-- start Data section --

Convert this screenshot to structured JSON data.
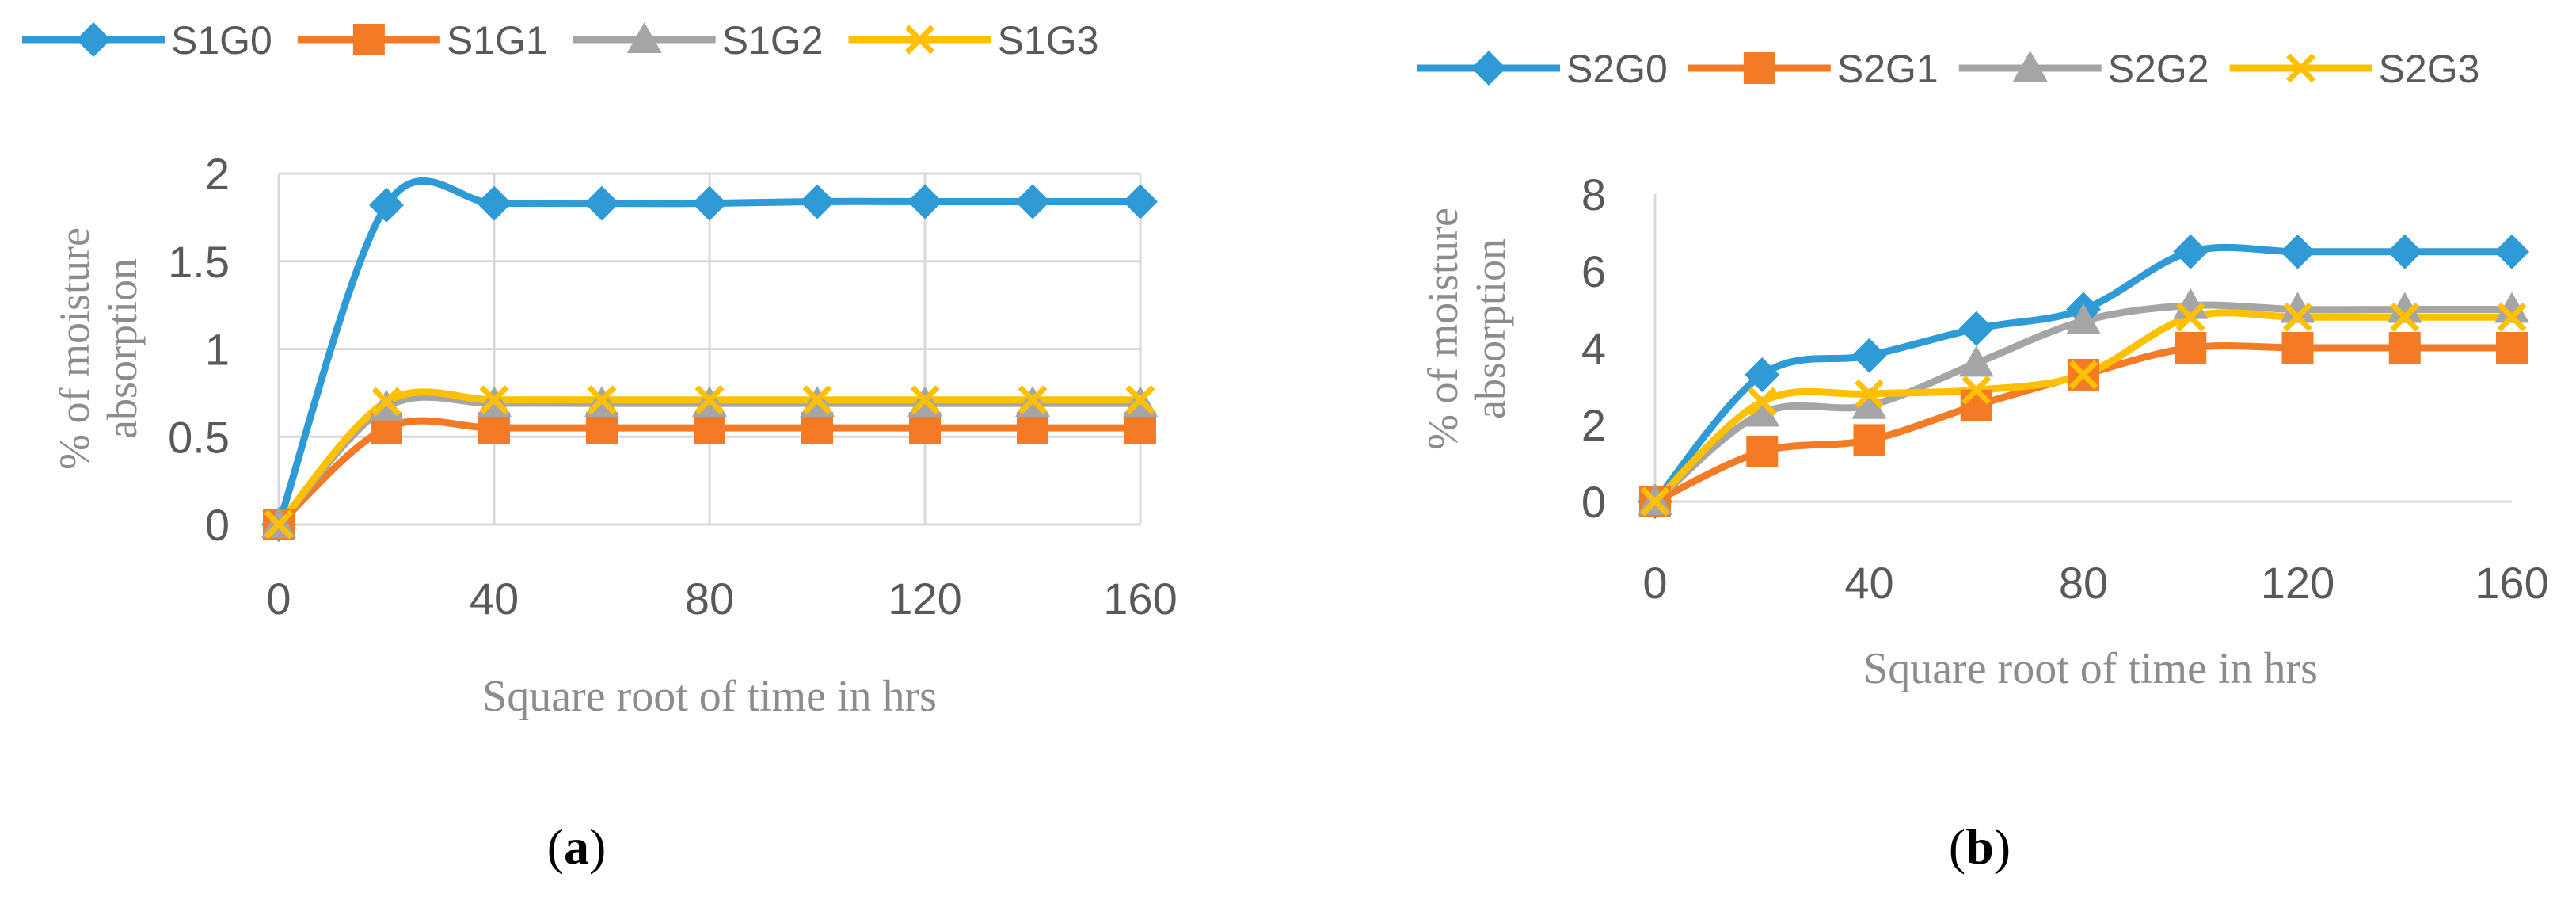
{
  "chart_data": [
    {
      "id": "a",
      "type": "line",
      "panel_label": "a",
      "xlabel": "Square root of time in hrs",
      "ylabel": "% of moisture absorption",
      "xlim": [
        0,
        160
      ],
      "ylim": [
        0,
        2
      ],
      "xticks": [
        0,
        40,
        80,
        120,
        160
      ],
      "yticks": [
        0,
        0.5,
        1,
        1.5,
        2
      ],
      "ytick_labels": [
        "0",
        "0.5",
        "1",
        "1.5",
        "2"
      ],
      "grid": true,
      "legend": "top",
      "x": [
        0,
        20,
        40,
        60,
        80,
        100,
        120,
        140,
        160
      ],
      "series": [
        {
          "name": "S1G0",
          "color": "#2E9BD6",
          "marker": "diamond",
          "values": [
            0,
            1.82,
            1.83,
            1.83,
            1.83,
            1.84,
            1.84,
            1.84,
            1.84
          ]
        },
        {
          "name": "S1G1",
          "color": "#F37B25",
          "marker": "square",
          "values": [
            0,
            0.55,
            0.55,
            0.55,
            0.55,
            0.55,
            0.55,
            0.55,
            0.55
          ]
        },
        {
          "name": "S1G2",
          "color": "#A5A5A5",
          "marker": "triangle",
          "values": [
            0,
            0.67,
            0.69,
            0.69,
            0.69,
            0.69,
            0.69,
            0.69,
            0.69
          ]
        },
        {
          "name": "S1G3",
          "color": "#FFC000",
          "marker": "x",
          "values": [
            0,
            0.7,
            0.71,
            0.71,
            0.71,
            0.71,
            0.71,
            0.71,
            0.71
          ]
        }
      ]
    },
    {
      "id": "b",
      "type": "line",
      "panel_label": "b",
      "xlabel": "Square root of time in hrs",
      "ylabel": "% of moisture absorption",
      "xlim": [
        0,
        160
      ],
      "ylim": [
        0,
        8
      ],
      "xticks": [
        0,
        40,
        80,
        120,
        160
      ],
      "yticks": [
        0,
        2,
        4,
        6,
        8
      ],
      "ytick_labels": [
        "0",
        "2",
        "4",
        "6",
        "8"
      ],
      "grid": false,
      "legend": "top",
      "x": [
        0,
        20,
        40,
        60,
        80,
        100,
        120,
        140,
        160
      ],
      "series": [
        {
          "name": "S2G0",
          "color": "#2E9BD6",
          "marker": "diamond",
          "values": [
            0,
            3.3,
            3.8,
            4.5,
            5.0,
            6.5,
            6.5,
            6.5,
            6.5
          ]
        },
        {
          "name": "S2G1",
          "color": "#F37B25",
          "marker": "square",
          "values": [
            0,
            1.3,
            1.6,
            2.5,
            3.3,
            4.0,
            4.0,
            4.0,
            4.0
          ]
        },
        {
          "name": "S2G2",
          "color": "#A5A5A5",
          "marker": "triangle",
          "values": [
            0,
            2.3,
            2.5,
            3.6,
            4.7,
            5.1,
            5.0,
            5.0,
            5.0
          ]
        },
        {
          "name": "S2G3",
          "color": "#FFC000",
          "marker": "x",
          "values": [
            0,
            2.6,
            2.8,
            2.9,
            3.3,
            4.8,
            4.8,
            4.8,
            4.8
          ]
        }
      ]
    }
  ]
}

-- end Data section --
-- start Data section --

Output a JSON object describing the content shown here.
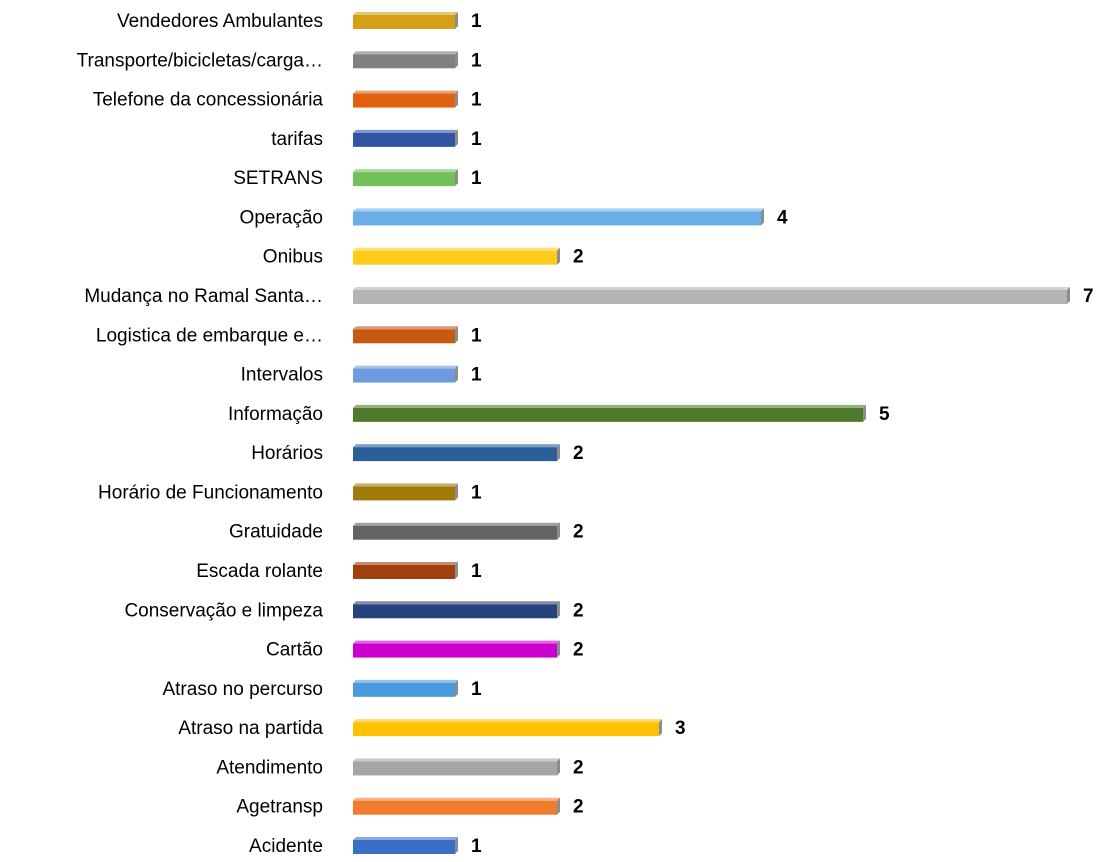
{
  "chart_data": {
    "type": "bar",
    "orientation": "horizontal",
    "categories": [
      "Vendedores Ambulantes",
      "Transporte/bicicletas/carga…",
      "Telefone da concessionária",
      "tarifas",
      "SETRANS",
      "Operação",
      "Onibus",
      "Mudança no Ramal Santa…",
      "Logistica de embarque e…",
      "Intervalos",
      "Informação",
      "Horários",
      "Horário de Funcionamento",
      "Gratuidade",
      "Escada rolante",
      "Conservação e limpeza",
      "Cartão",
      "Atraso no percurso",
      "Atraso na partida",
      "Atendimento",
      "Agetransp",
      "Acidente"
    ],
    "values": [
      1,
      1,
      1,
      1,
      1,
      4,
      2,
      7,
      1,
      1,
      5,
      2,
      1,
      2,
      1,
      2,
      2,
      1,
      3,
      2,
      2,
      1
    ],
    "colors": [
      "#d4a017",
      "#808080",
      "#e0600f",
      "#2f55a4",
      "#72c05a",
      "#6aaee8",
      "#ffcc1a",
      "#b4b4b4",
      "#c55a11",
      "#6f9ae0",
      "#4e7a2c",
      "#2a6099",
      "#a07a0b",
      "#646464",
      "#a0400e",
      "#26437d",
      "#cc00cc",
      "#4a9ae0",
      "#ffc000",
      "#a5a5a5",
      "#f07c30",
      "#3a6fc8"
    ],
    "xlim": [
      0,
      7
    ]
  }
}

-- end Data section --
-- start Data section --

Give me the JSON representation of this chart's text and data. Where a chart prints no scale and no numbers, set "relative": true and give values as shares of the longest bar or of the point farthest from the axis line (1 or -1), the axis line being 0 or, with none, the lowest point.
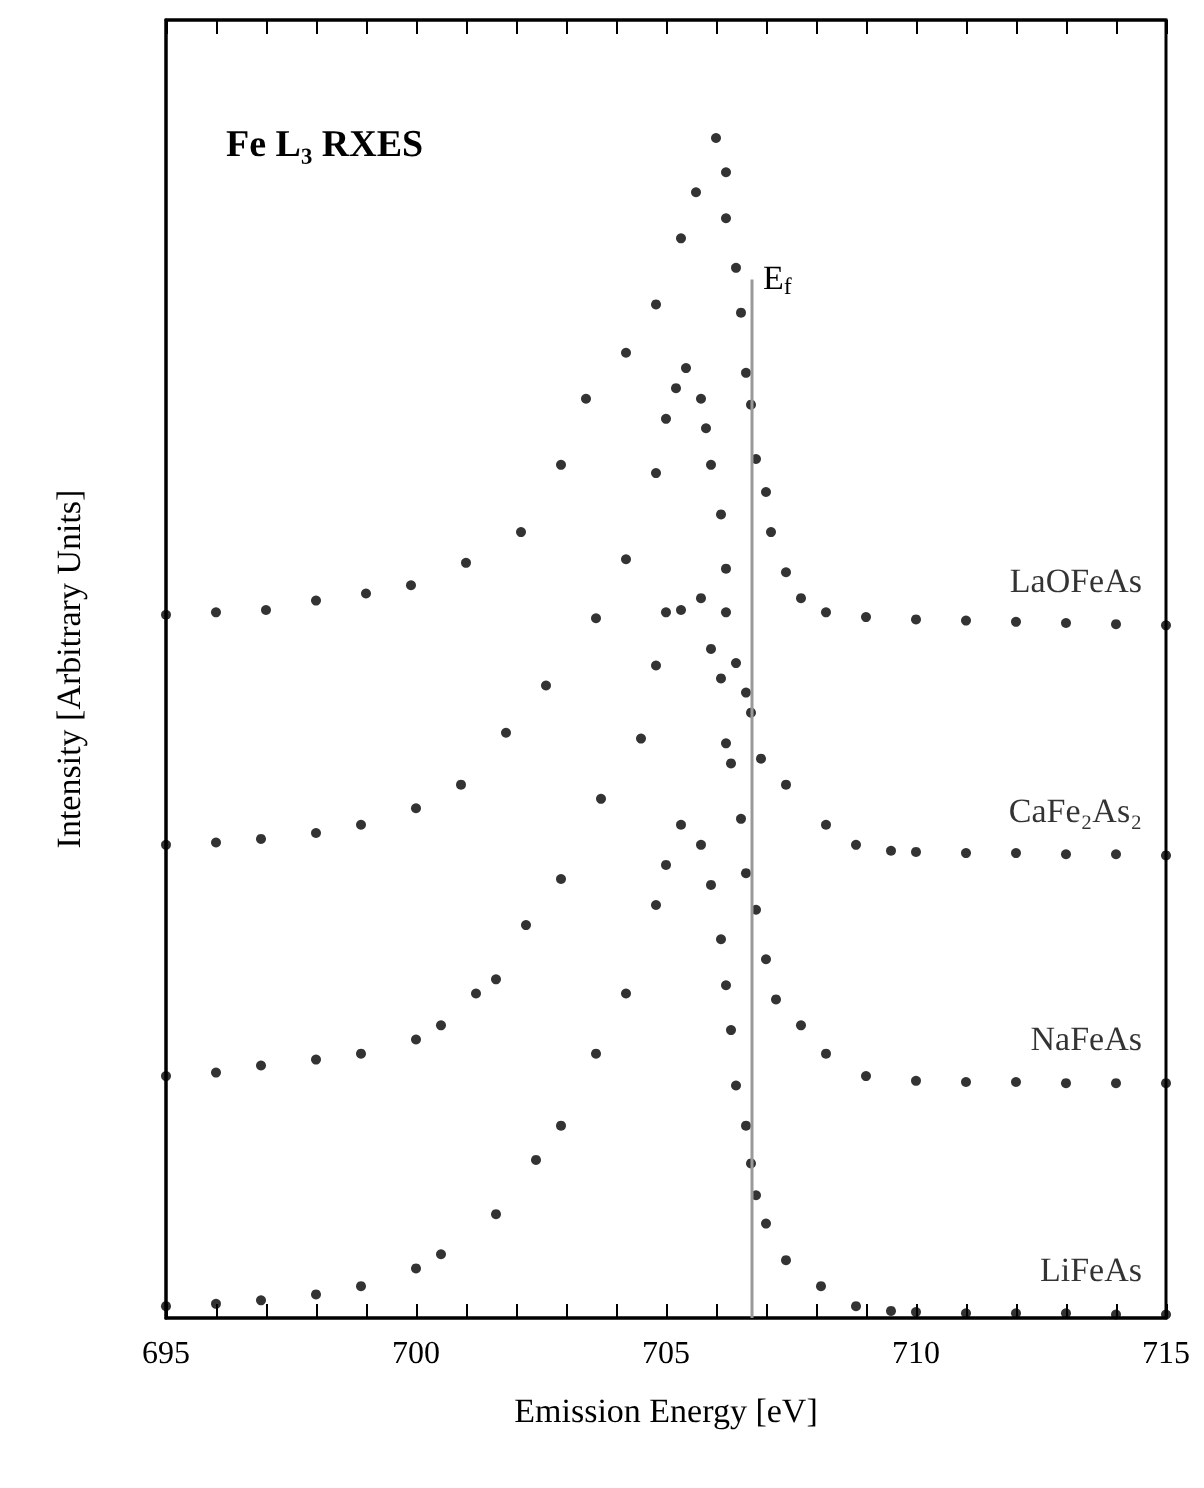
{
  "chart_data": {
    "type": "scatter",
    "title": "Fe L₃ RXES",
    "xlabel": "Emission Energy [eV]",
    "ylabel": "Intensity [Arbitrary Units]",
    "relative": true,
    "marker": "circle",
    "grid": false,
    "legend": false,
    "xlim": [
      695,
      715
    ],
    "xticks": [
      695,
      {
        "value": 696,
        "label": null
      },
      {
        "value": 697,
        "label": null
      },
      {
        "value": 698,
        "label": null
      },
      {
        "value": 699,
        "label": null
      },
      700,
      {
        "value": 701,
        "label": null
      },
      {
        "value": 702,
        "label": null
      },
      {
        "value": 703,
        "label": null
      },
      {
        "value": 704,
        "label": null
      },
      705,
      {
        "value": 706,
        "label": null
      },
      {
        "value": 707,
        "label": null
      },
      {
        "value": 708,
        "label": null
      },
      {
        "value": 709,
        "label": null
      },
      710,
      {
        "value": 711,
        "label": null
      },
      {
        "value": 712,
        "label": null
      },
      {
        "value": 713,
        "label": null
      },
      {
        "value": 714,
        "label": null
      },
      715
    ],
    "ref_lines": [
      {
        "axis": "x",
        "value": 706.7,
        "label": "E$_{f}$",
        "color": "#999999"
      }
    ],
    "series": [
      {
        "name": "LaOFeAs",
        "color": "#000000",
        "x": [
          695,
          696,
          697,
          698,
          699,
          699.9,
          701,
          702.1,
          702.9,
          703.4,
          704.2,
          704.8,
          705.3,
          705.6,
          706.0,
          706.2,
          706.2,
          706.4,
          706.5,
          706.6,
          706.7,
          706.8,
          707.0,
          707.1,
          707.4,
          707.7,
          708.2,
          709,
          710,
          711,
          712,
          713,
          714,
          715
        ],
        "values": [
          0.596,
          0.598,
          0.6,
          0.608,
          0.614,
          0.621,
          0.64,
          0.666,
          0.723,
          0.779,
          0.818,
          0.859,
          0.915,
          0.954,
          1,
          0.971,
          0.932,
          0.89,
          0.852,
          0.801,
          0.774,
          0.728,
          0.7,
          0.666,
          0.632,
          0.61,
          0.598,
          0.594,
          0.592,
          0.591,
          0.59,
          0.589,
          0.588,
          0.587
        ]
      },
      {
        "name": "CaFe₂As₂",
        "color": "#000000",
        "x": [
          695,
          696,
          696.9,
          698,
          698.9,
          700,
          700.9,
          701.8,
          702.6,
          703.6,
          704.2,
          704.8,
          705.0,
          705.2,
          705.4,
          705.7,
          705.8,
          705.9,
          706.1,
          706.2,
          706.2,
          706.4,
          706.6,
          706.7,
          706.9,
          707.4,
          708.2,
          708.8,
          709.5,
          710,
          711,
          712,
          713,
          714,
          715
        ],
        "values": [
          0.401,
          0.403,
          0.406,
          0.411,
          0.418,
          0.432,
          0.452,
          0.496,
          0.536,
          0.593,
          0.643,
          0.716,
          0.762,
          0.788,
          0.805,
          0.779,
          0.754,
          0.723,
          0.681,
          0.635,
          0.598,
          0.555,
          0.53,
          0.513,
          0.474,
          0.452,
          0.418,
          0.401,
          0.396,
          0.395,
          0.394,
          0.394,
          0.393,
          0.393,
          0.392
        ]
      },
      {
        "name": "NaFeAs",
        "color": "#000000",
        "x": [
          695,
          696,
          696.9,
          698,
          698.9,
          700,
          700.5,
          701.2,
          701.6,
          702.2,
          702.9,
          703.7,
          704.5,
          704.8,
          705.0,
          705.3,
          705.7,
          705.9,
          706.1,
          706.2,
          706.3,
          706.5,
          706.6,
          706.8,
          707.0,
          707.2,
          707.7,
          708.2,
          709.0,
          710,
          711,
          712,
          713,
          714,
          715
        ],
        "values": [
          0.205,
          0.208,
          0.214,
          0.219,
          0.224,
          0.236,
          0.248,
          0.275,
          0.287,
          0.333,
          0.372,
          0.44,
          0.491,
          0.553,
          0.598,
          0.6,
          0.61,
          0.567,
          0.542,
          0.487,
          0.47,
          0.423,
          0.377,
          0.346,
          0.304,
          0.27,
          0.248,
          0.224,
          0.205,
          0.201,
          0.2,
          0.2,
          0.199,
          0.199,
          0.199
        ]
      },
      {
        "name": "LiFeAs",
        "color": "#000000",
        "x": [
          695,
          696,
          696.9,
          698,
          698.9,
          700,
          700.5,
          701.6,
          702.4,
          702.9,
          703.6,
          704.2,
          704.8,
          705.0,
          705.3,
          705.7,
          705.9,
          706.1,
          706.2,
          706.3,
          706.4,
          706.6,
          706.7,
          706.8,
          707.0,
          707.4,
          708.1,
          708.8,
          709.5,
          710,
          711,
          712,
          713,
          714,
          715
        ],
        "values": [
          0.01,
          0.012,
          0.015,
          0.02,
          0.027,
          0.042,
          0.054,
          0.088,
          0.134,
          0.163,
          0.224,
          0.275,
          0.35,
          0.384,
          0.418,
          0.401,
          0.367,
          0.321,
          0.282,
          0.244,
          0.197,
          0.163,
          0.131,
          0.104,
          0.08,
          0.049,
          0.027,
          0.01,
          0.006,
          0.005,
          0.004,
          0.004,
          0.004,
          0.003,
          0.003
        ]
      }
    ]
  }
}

-- end Data section --

Lines of the material that contain the word "axis" are to be gathered.

Give me the JSON representation of this chart's text and data. Where a chart prints no scale and no numbers, set "relative": true and give values as shares of the longest bar or of the point farthest from the axis line (1 or -1), the axis line being 0 or, with none, the lowest point.
        "axis": "x",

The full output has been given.